┌─ EXCERPTED RECORDS

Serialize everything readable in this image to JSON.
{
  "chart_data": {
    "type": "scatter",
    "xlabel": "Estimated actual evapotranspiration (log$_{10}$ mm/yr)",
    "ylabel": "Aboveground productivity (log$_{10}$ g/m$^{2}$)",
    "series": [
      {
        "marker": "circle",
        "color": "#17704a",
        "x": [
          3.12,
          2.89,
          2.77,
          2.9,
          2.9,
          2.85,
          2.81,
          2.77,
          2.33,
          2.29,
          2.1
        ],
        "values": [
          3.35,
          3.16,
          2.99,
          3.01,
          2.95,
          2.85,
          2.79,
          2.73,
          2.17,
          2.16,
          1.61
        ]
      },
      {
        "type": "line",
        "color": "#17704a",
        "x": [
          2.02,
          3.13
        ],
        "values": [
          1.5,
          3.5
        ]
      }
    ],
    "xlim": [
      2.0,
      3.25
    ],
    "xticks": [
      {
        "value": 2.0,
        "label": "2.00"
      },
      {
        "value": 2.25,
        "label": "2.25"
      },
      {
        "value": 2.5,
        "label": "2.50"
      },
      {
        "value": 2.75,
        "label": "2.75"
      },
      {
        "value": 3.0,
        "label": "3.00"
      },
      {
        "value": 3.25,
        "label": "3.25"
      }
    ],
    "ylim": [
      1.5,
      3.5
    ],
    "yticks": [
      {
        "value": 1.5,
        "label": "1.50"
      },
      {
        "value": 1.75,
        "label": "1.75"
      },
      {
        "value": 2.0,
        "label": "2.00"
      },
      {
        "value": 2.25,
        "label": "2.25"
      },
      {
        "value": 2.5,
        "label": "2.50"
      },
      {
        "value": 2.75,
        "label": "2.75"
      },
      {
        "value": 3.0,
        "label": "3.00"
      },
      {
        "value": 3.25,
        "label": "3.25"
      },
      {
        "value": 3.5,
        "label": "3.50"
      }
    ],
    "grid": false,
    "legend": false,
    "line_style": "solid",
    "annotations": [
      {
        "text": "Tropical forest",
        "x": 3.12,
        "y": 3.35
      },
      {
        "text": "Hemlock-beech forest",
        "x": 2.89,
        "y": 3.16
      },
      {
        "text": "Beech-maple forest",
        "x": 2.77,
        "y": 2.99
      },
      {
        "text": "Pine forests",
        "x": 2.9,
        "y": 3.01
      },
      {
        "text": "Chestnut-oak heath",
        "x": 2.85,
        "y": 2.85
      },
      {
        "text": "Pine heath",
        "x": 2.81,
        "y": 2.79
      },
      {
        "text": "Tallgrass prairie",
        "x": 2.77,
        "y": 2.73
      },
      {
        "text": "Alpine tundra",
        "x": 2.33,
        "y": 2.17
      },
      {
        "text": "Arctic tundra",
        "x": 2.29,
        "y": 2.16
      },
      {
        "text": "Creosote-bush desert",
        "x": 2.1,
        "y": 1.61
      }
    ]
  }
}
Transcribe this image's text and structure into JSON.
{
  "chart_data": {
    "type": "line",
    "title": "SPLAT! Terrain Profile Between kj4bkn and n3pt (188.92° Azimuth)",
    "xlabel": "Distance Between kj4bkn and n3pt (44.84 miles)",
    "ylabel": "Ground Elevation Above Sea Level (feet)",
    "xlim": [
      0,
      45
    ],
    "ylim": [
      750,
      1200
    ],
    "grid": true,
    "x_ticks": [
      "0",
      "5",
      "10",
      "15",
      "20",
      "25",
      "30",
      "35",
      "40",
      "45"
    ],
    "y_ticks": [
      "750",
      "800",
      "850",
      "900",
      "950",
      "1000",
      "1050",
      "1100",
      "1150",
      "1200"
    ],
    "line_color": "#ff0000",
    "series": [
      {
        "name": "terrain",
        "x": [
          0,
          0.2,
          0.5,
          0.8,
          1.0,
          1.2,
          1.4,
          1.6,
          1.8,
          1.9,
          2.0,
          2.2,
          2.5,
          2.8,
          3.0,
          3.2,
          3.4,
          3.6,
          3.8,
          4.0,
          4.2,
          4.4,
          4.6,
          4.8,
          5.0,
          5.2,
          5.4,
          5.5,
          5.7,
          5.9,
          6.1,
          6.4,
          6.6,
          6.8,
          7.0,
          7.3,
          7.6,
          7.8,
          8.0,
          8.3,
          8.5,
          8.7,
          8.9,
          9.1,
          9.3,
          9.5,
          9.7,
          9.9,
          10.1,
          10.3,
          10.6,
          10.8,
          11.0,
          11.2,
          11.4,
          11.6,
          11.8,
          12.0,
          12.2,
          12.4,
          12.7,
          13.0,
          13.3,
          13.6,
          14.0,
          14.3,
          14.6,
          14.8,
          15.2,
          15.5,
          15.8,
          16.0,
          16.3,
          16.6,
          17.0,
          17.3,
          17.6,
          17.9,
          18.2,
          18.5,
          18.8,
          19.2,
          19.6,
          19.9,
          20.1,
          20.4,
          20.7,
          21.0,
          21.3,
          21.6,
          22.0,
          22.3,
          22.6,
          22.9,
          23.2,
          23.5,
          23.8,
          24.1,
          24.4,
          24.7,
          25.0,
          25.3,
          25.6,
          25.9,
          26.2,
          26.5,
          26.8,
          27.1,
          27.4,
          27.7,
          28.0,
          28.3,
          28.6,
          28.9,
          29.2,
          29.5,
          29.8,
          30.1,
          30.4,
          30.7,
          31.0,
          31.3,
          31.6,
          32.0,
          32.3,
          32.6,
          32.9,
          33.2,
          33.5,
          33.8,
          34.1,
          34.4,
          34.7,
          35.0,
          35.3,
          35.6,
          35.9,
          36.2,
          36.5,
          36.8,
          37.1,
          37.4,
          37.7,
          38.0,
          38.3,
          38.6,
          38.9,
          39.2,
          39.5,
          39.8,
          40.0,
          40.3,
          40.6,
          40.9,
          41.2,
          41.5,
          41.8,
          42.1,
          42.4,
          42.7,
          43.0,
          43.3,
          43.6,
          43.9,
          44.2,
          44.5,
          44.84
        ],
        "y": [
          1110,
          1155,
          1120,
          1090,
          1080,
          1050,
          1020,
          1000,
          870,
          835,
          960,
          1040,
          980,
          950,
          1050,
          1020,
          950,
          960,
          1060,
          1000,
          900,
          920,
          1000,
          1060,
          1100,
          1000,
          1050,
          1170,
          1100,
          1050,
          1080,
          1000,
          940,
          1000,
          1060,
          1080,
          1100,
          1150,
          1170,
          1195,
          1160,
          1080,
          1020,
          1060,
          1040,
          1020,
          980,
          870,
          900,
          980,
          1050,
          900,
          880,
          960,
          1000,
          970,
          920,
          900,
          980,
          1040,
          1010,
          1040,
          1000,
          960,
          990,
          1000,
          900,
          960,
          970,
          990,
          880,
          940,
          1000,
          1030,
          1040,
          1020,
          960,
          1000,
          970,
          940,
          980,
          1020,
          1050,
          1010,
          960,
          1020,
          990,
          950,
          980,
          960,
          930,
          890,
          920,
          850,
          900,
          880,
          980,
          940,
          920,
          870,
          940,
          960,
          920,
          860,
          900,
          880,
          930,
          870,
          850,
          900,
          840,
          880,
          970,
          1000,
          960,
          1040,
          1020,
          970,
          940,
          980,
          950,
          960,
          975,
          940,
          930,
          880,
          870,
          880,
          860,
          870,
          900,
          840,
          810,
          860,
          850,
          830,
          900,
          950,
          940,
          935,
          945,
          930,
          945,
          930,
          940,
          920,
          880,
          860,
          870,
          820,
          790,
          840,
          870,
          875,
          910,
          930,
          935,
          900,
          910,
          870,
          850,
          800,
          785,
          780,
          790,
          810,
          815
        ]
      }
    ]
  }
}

└─

--- AIM OF THE TASK ---
From the records above, extract everything verbatim.

--- SOLUTION ---
Serialize everything readable in this image to JSON.
{
  "chart_data": {
    "type": "scatter",
    "xlabel": "Estimated actual evapotranspiration (log$_{10}$ mm/yr)",
    "ylabel": "Aboveground productivity (log$_{10}$ g/m$^{2}$)",
    "series": [
      {
        "marker": "circle",
        "color": "#17704a",
        "x": [
          3.12,
          2.89,
          2.77,
          2.9,
          2.9,
          2.85,
          2.81,
          2.77,
          2.33,
          2.29,
          2.1
        ],
        "values": [
          3.35,
          3.16,
          2.99,
          3.01,
          2.95,
          2.85,
          2.79,
          2.73,
          2.17,
          2.16,
          1.61
        ]
      },
      {
        "type": "line",
        "color": "#17704a",
        "x": [
          2.02,
          3.13
        ],
        "values": [
          1.5,
          3.5
        ]
      }
    ],
    "xlim": [
      2.0,
      3.25
    ],
    "xticks": [
      {
        "value": 2.0,
        "label": "2.00"
      },
      {
        "value": 2.25,
        "label": "2.25"
      },
      {
        "value": 2.5,
        "label": "2.50"
      },
      {
        "value": 2.75,
        "label": "2.75"
      },
      {
        "value": 3.0,
        "label": "3.00"
      },
      {
        "value": 3.25,
        "label": "3.25"
      }
    ],
    "ylim": [
      1.5,
      3.5
    ],
    "yticks": [
      {
        "value": 1.5,
        "label": "1.50"
      },
      {
        "value": 1.75,
        "label": "1.75"
      },
      {
        "value": 2.0,
        "label": "2.00"
      },
      {
        "value": 2.25,
        "label": "2.25"
      },
      {
        "value": 2.5,
        "label": "2.50"
      },
      {
        "value": 2.75,
        "label": "2.75"
      },
      {
        "value": 3.0,
        "label": "3.00"
      },
      {
        "value": 3.25,
        "label": "3.25"
      },
      {
        "value": 3.5,
        "label": "3.50"
      }
    ],
    "grid": false,
    "legend": false,
    "line_style": "solid",
    "annotations": [
      {
        "text": "Tropical forest",
        "x": 3.12,
        "y": 3.35
      },
      {
        "text": "Hemlock-beech forest",
        "x": 2.89,
        "y": 3.16
      },
      {
        "text": "Beech-maple forest",
        "x": 2.77,
        "y": 2.99
      },
      {
        "text": "Pine forests",
        "x": 2.9,
        "y": 3.01
      },
      {
        "text": "Chestnut-oak heath",
        "x": 2.85,
        "y": 2.85
      },
      {
        "text": "Pine heath",
        "x": 2.81,
        "y": 2.79
      },
      {
        "text": "Tallgrass prairie",
        "x": 2.77,
        "y": 2.73
      },
      {
        "text": "Alpine tundra",
        "x": 2.33,
        "y": 2.17
      },
      {
        "text": "Arctic tundra",
        "x": 2.29,
        "y": 2.16
      },
      {
        "text": "Creosote-bush desert",
        "x": 2.1,
        "y": 1.61
      }
    ]
  }
}
Transcribe this image's text and structure into JSON.
{
  "chart_data": {
    "type": "line",
    "title": "SPLAT! Terrain Profile Between kj4bkn and n3pt (188.92° Azimuth)",
    "xlabel": "Distance Between kj4bkn and n3pt (44.84 miles)",
    "ylabel": "Ground Elevation Above Sea Level (feet)",
    "xlim": [
      0,
      45
    ],
    "ylim": [
      750,
      1200
    ],
    "grid": true,
    "x_ticks": [
      "0",
      "5",
      "10",
      "15",
      "20",
      "25",
      "30",
      "35",
      "40",
      "45"
    ],
    "y_ticks": [
      "750",
      "800",
      "850",
      "900",
      "950",
      "1000",
      "1050",
      "1100",
      "1150",
      "1200"
    ],
    "line_color": "#ff0000",
    "series": [
      {
        "name": "terrain",
        "x": [
          0,
          0.2,
          0.5,
          0.8,
          1.0,
          1.2,
          1.4,
          1.6,
          1.8,
          1.9,
          2.0,
          2.2,
          2.5,
          2.8,
          3.0,
          3.2,
          3.4,
          3.6,
          3.8,
          4.0,
          4.2,
          4.4,
          4.6,
          4.8,
          5.0,
          5.2,
          5.4,
          5.5,
          5.7,
          5.9,
          6.1,
          6.4,
          6.6,
          6.8,
          7.0,
          7.3,
          7.6,
          7.8,
          8.0,
          8.3,
          8.5,
          8.7,
          8.9,
          9.1,
          9.3,
          9.5,
          9.7,
          9.9,
          10.1,
          10.3,
          10.6,
          10.8,
          11.0,
          11.2,
          11.4,
          11.6,
          11.8,
          12.0,
          12.2,
          12.4,
          12.7,
          13.0,
          13.3,
          13.6,
          14.0,
          14.3,
          14.6,
          14.8,
          15.2,
          15.5,
          15.8,
          16.0,
          16.3,
          16.6,
          17.0,
          17.3,
          17.6,
          17.9,
          18.2,
          18.5,
          18.8,
          19.2,
          19.6,
          19.9,
          20.1,
          20.4,
          20.7,
          21.0,
          21.3,
          21.6,
          22.0,
          22.3,
          22.6,
          22.9,
          23.2,
          23.5,
          23.8,
          24.1,
          24.4,
          24.7,
          25.0,
          25.3,
          25.6,
          25.9,
          26.2,
          26.5,
          26.8,
          27.1,
          27.4,
          27.7,
          28.0,
          28.3,
          28.6,
          28.9,
          29.2,
          29.5,
          29.8,
          30.1,
          30.4,
          30.7,
          31.0,
          31.3,
          31.6,
          32.0,
          32.3,
          32.6,
          32.9,
          33.2,
          33.5,
          33.8,
          34.1,
          34.4,
          34.7,
          35.0,
          35.3,
          35.6,
          35.9,
          36.2,
          36.5,
          36.8,
          37.1,
          37.4,
          37.7,
          38.0,
          38.3,
          38.6,
          38.9,
          39.2,
          39.5,
          39.8,
          40.0,
          40.3,
          40.6,
          40.9,
          41.2,
          41.5,
          41.8,
          42.1,
          42.4,
          42.7,
          43.0,
          43.3,
          43.6,
          43.9,
          44.2,
          44.5,
          44.84
        ],
        "y": [
          1110,
          1155,
          1120,
          1090,
          1080,
          1050,
          1020,
          1000,
          870,
          835,
          960,
          1040,
          980,
          950,
          1050,
          1020,
          950,
          960,
          1060,
          1000,
          900,
          920,
          1000,
          1060,
          1100,
          1000,
          1050,
          1170,
          1100,
          1050,
          1080,
          1000,
          940,
          1000,
          1060,
          1080,
          1100,
          1150,
          1170,
          1195,
          1160,
          1080,
          1020,
          1060,
          1040,
          1020,
          980,
          870,
          900,
          980,
          1050,
          900,
          880,
          960,
          1000,
          970,
          920,
          900,
          980,
          1040,
          1010,
          1040,
          1000,
          960,
          990,
          1000,
          900,
          960,
          970,
          990,
          880,
          940,
          1000,
          1030,
          1040,
          1020,
          960,
          1000,
          970,
          940,
          980,
          1020,
          1050,
          1010,
          960,
          1020,
          990,
          950,
          980,
          960,
          930,
          890,
          920,
          850,
          900,
          880,
          980,
          940,
          920,
          870,
          940,
          960,
          920,
          860,
          900,
          880,
          930,
          870,
          850,
          900,
          840,
          880,
          970,
          1000,
          960,
          1040,
          1020,
          970,
          940,
          980,
          950,
          960,
          975,
          940,
          930,
          880,
          870,
          880,
          860,
          870,
          900,
          840,
          810,
          860,
          850,
          830,
          900,
          950,
          940,
          935,
          945,
          930,
          945,
          930,
          940,
          920,
          880,
          860,
          870,
          820,
          790,
          840,
          870,
          875,
          910,
          930,
          935,
          900,
          910,
          870,
          850,
          800,
          785,
          780,
          790,
          810,
          815
        ]
      }
    ]
  }
}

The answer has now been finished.